**GIVEN TASK**
Each entry below must be repeated exactly, with pictures left out.
:::
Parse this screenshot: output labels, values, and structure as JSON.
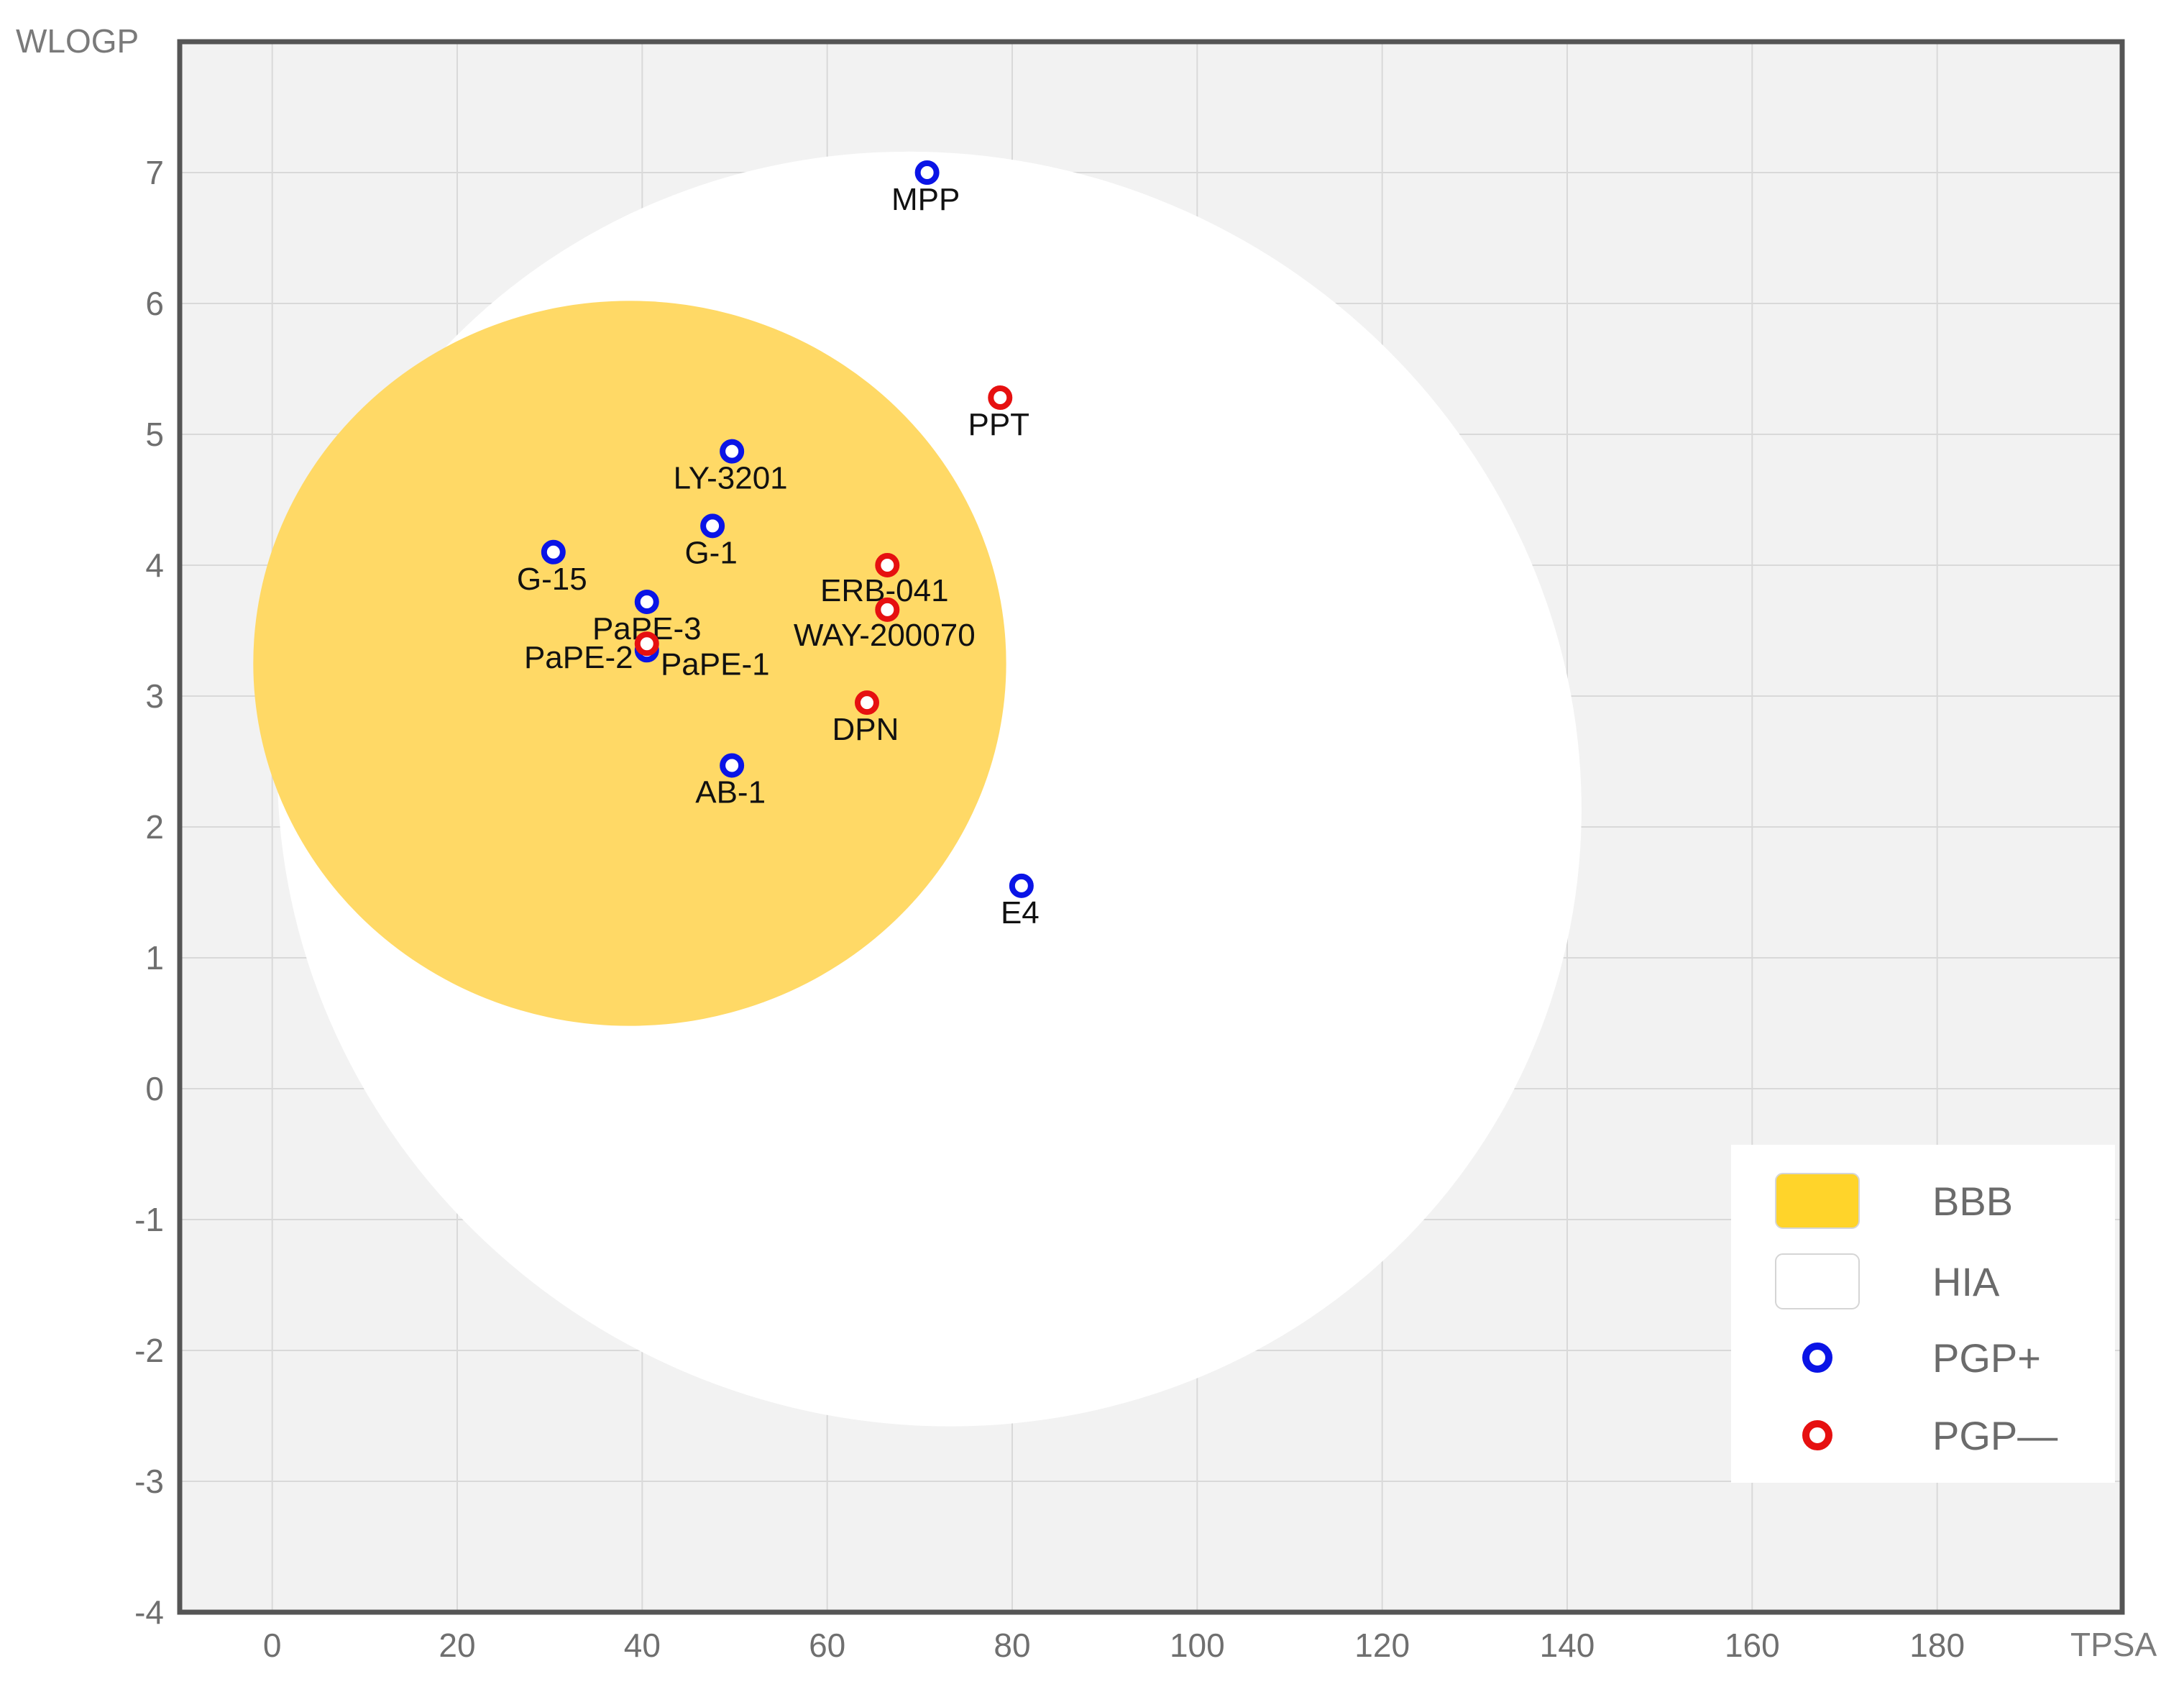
{
  "chart_data": {
    "type": "scatter",
    "title": "",
    "xlabel": "TPSA",
    "ylabel": "WLOGP",
    "xlim": [
      -10,
      200
    ],
    "ylim": [
      -4,
      8
    ],
    "grid": true,
    "xticks": [
      "0",
      "20",
      "40",
      "60",
      "80",
      "100",
      "120",
      "140",
      "160",
      "180"
    ],
    "yticks": [
      "-4",
      "-3",
      "-2",
      "-1",
      "0",
      "1",
      "2",
      "3",
      "4",
      "5",
      "6",
      "7"
    ],
    "regions": [
      {
        "name": "HIA",
        "shape": "ellipse",
        "center": [
          71.05,
          2.29
        ],
        "x_radius": 71.05,
        "y_radius": 4.83,
        "color": "#ffffff"
      },
      {
        "name": "BBB",
        "shape": "ellipse",
        "center": [
          38.65,
          3.25
        ],
        "x_radius": 40.7,
        "y_radius": 2.77,
        "color": "#ffd966"
      }
    ],
    "series": [
      {
        "name": "PGP+",
        "color": "#0a14e6",
        "points": [
          {
            "label": "MPP",
            "x": 70.8,
            "y": 7.0
          },
          {
            "label": "LY-3201",
            "x": 49.7,
            "y": 4.87
          },
          {
            "label": "G-1",
            "x": 47.6,
            "y": 4.3
          },
          {
            "label": "G-15",
            "x": 30.4,
            "y": 4.1
          },
          {
            "label": "PaPE-3",
            "x": 40.5,
            "y": 3.72
          },
          {
            "label": "PaPE-1",
            "x": 40.5,
            "y": 3.35
          },
          {
            "label": "AB-1",
            "x": 49.7,
            "y": 2.47
          },
          {
            "label": "E4",
            "x": 81.0,
            "y": 1.55
          }
        ]
      },
      {
        "name": "PGP—",
        "color": "#e61010",
        "points": [
          {
            "label": "PPT",
            "x": 78.7,
            "y": 5.28
          },
          {
            "label": "ERB-041",
            "x": 66.5,
            "y": 4.0
          },
          {
            "label": "WAY-200070",
            "x": 66.5,
            "y": 3.66
          },
          {
            "label": "PaPE-2",
            "x": 40.5,
            "y": 3.4
          },
          {
            "label": "DPN",
            "x": 64.3,
            "y": 2.95
          }
        ]
      }
    ],
    "legend": {
      "position": "bottom-right",
      "entries": [
        {
          "name": "BBB",
          "kind": "swatch",
          "color": "#ffd42a"
        },
        {
          "name": "HIA",
          "kind": "swatch",
          "color": "#ffffff"
        },
        {
          "name": "PGP+",
          "kind": "marker",
          "color": "#0a14e6"
        },
        {
          "name": "PGP—",
          "kind": "marker",
          "color": "#e61010"
        }
      ]
    },
    "colors": {
      "plot_background": "#f2f2f2",
      "grid": "#d9d9d9",
      "frame": "#555555"
    }
  }
}
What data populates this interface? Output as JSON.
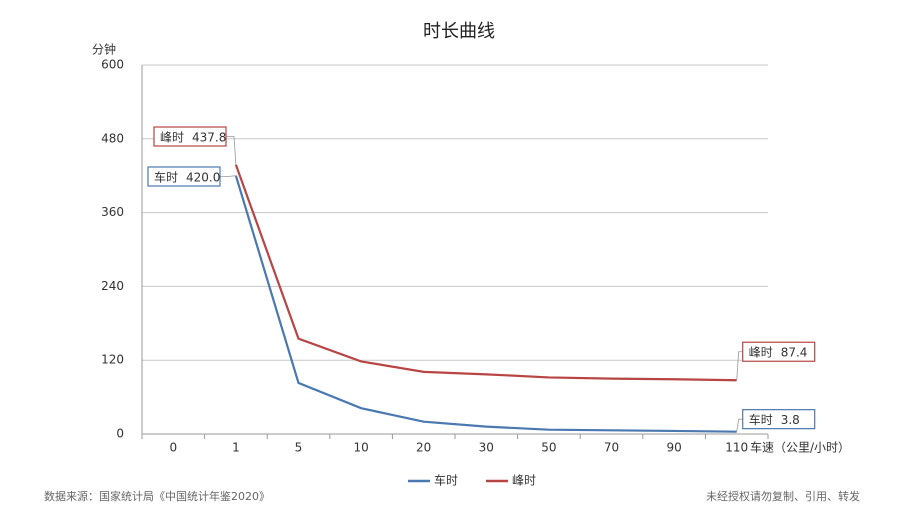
{
  "chart_data": {
    "type": "line",
    "title": "时长曲线",
    "y_label": "分钟",
    "x_label": "车速（公里/小时）",
    "categories": [
      "0",
      "1",
      "5",
      "10",
      "20",
      "30",
      "50",
      "70",
      "90",
      "110"
    ],
    "series": [
      {
        "name": "车时",
        "color": "#4a78b0",
        "values": [
          null,
          420.0,
          83,
          42,
          20,
          12,
          7,
          6,
          5,
          3.8
        ],
        "value_labels": [
          null,
          "420.0",
          null,
          null,
          null,
          null,
          null,
          null,
          null,
          "3.8"
        ]
      },
      {
        "name": "峰时",
        "color": "#b84444",
        "values": [
          null,
          437.8,
          155,
          118,
          101,
          97,
          92,
          90,
          89,
          87.4
        ],
        "value_labels": [
          null,
          "437.8",
          null,
          null,
          null,
          null,
          null,
          null,
          null,
          "87.4"
        ]
      }
    ],
    "ylim": [
      0,
      600
    ],
    "yticks": [
      0,
      120,
      240,
      360,
      480,
      600
    ],
    "grid": true,
    "source": "数据来源：国家统计局《中国统计年鉴2020》",
    "notice": "未经授权请勿复制、引用、转发"
  }
}
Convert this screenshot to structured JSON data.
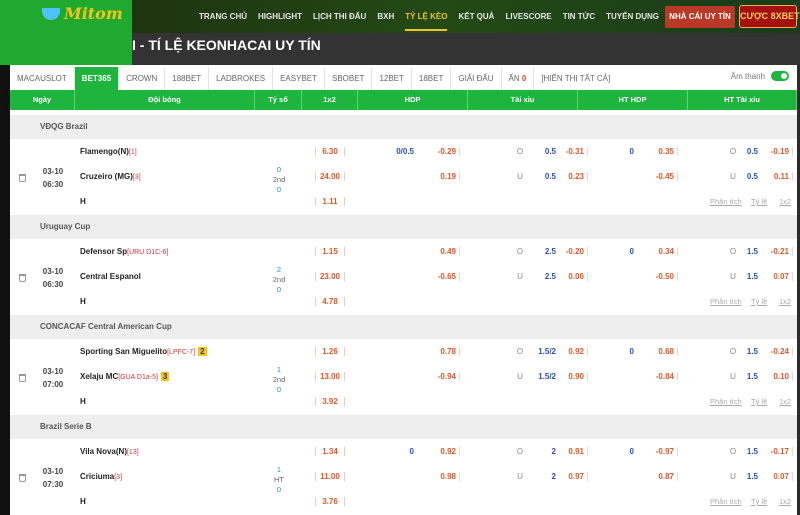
:::
**RESPONSE TO THE EXERCISE**
Parse this screenshot: output labels, values, and structure as JSON.
{
  "chart_data": {
    "type": "scatter",
    "title": "",
    "xlabel": "TPSA",
    "ylabel": "WLOGP",
    "xlim": [
      -10,
      200
    ],
    "ylim": [
      -4,
      8
    ],
    "grid": true,
    "xticks": [
      "0",
      "20",
      "40",
      "60",
      "80",
      "100",
      "120",
      "140",
      "160",
      "180"
    ],
    "yticks": [
      "-4",
      "-3",
      "-2",
      "-1",
      "0",
      "1",
      "2",
      "3",
      "4",
      "5",
      "6",
      "7"
    ],
    "regions": [
      {
        "name": "HIA",
        "shape": "ellipse",
        "center": [
          71.05,
          2.29
        ],
        "x_radius": 71.05,
        "y_radius": 4.83,
        "color": "#ffffff"
      },
      {
        "name": "BBB",
        "shape": "ellipse",
        "center": [
          38.65,
          3.25
        ],
        "x_radius": 40.7,
        "y_radius": 2.77,
        "color": "#ffd966"
      }
    ],
    "series": [
      {
        "name": "PGP+",
        "color": "#0a14e6",
        "points": [
          {
            "label": "MPP",
            "x": 70.8,
            "y": 7.0
          },
          {
            "label": "LY-3201",
            "x": 49.7,
            "y": 4.87
          },
          {
            "label": "G-1",
            "x": 47.6,
            "y": 4.3
          },
          {
            "label": "G-15",
            "x": 30.4,
            "y": 4.1
          },
          {
            "label": "PaPE-3",
            "x": 40.5,
            "y": 3.72
          },
          {
            "label": "PaPE-1",
            "x": 40.5,
            "y": 3.35
          },
          {
            "label": "AB-1",
            "x": 49.7,
            "y": 2.47
          },
          {
            "label": "E4",
            "x": 81.0,
            "y": 1.55
          }
        ]
      },
      {
        "name": "PGP—",
        "color": "#e61010",
        "points": [
          {
            "label": "PPT",
            "x": 78.7,
            "y": 5.28
          },
          {
            "label": "ERB-041",
            "x": 66.5,
            "y": 4.0
          },
          {
            "label": "WAY-200070",
            "x": 66.5,
            "y": 3.66
          },
          {
            "label": "PaPE-2",
            "x": 40.5,
            "y": 3.4
          },
          {
            "label": "DPN",
            "x": 64.3,
            "y": 2.95
          }
        ]
      }
    ],
    "legend": {
      "position": "bottom-right",
      "entries": [
        {
          "name": "BBB",
          "kind": "swatch",
          "color": "#ffd42a"
        },
        {
          "name": "HIA",
          "kind": "swatch",
          "color": "#ffffff"
        },
        {
          "name": "PGP+",
          "kind": "marker",
          "color": "#0a14e6"
        },
        {
          "name": "PGP—",
          "kind": "marker",
          "color": "#e61010"
        }
      ]
    },
    "colors": {
      "plot_background": "#f2f2f2",
      "grid": "#d9d9d9",
      "frame": "#555555"
    }
  }
}
What data populates this interface? Output as JSON.
{
  "chart_data": {
    "type": "line",
    "title": "时长曲线",
    "y_label": "分钟",
    "x_label": "车速（公里/小时）",
    "categories": [
      "0",
      "1",
      "5",
      "10",
      "20",
      "30",
      "50",
      "70",
      "90",
      "110"
    ],
    "series": [
      {
        "name": "车时",
        "color": "#4a78b0",
        "values": [
          null,
          420.0,
          83,
          42,
          20,
          12,
          7,
          6,
          5,
          3.8
        ],
        "value_labels": [
          null,
          "420.0",
          null,
          null,
          null,
          null,
          null,
          null,
          null,
          "3.8"
        ]
      },
      {
        "name": "峰时",
        "color": "#b84444",
        "values": [
          null,
          437.8,
          155,
          118,
          101,
          97,
          92,
          90,
          89,
          87.4
        ],
        "value_labels": [
          null,
          "437.8",
          null,
          null,
          null,
          null,
          null,
          null,
          null,
          "87.4"
        ]
      }
    ],
    "ylim": [
      0,
      600
    ],
    "yticks": [
      0,
      120,
      240,
      360,
      480,
      600
    ],
    "grid": true,
    "source": "数据来源：国家统计局《中国统计年鉴2020》",
    "notice": "未经授权请勿复制、引用、转发"
  }
}
Convert this screenshot to structured JSON data.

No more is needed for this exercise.